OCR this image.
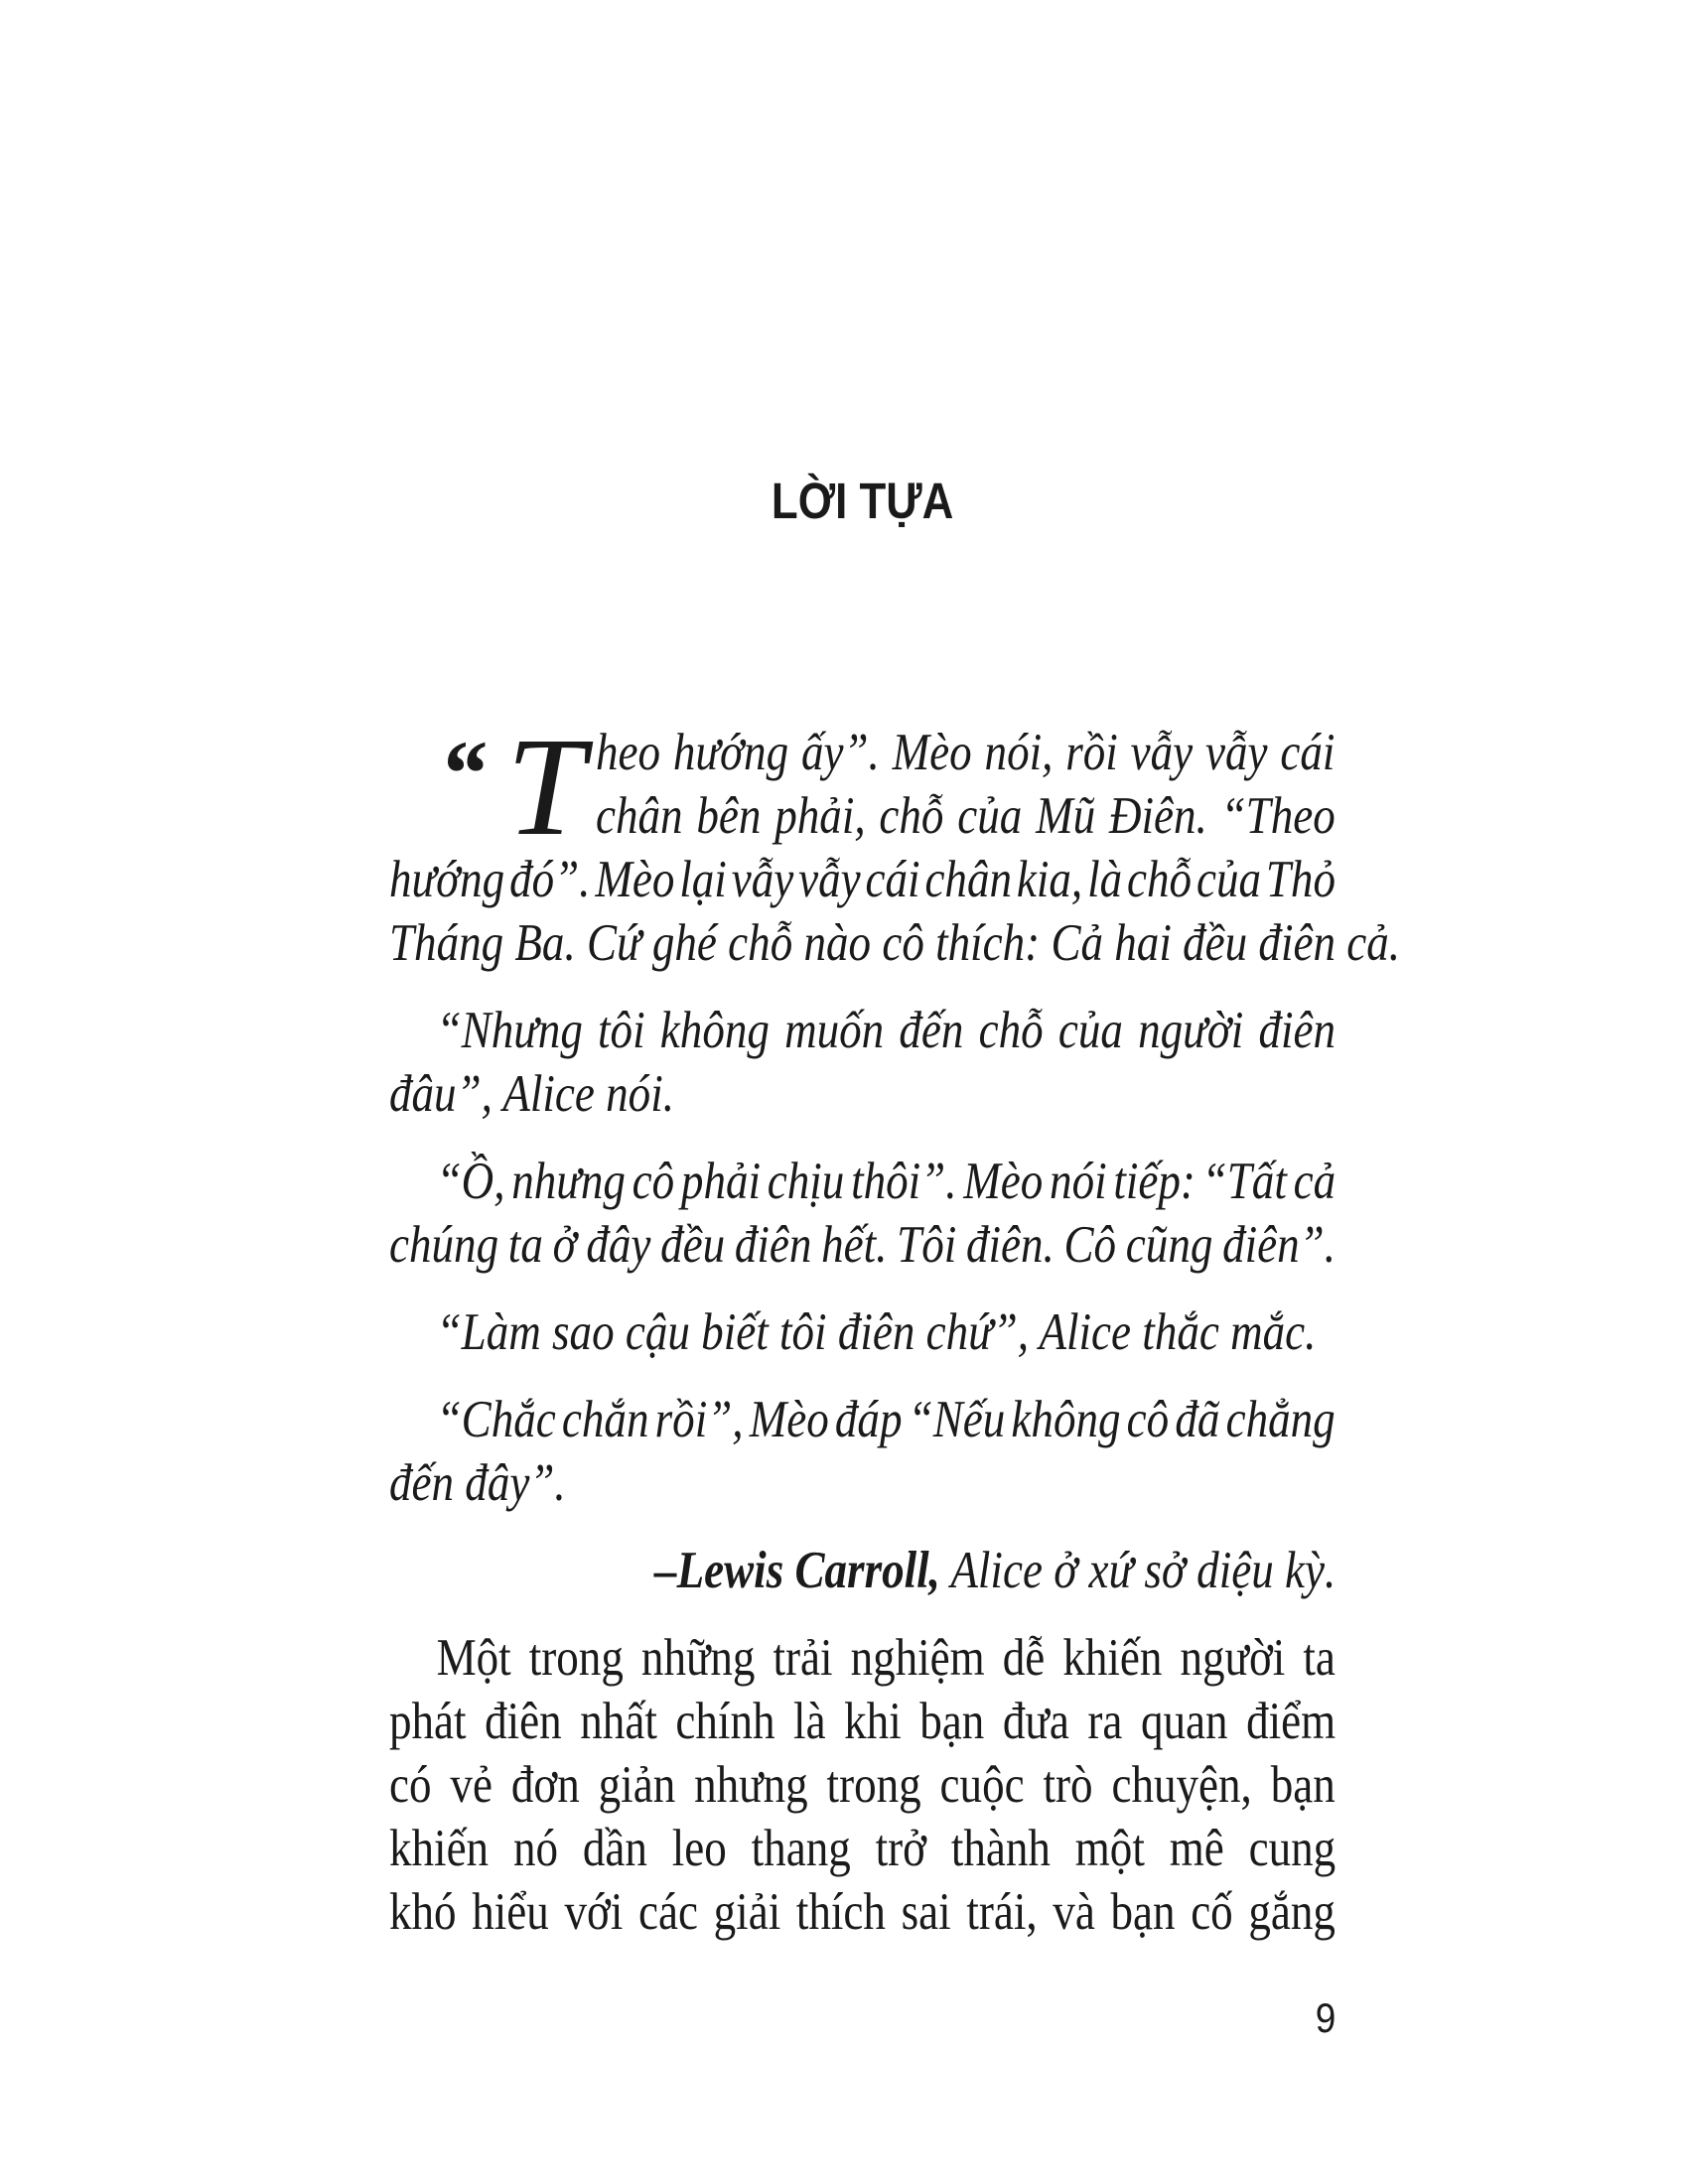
LỜI TỰA
“ T heo hướng ấy”. Mèo nói, rồi vẫy vẫy cái
chân bên phải, chỗ của Mũ Điên. “Theo
hướng đó”. Mèo lại vẫy vẫy cái chân kia, là chỗ của Thỏ
Tháng Ba. Cứ ghé chỗ nào cô thích: Cả hai đều điên cả.
“Nhưng tôi không muốn đến chỗ của người điên
đâu”, Alice nói.
“Ồ, nhưng cô phải chịu thôi”. Mèo nói tiếp: “Tất cả
chúng ta ở đây đều điên hết. Tôi điên. Cô cũng điên”.
“Làm sao cậu biết tôi điên chứ”, Alice thắc mắc.
“Chắc chắn rồi”, Mèo đáp “Nếu không cô đã chẳng
đến đây”.
–Lewis Carroll, Alice ở xứ sở diệu kỳ.
Một trong những trải nghiệm dễ khiến người ta
phát điên nhất chính là khi bạn đưa ra quan điểm
có vẻ đơn giản nhưng trong cuộc trò chuyện, bạn
khiến nó dần leo thang trở thành một mê cung
khó hiểu với các giải thích sai trái, và bạn cố gắng
9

● **PROMPT**
Without including any pictures, print all of the material exactly as given.

● **RESPONSE TO THIS TASK**
OCR this image.
LỜI TỰA
“ T heo hướng ấy”. Mèo nói, rồi vẫy vẫy cái
chân bên phải, chỗ của Mũ Điên. “Theo
hướng đó”. Mèo lại vẫy vẫy cái chân kia, là chỗ của Thỏ
Tháng Ba. Cứ ghé chỗ nào cô thích: Cả hai đều điên cả.
“Nhưng tôi không muốn đến chỗ của người điên
đâu”, Alice nói.
“Ồ, nhưng cô phải chịu thôi”. Mèo nói tiếp: “Tất cả
chúng ta ở đây đều điên hết. Tôi điên. Cô cũng điên”.
“Làm sao cậu biết tôi điên chứ”, Alice thắc mắc.
“Chắc chắn rồi”, Mèo đáp “Nếu không cô đã chẳng
đến đây”.
–Lewis Carroll, Alice ở xứ sở diệu kỳ.
Một trong những trải nghiệm dễ khiến người ta
phát điên nhất chính là khi bạn đưa ra quan điểm
có vẻ đơn giản nhưng trong cuộc trò chuyện, bạn
khiến nó dần leo thang trở thành một mê cung
khó hiểu với các giải thích sai trái, và bạn cố gắng
9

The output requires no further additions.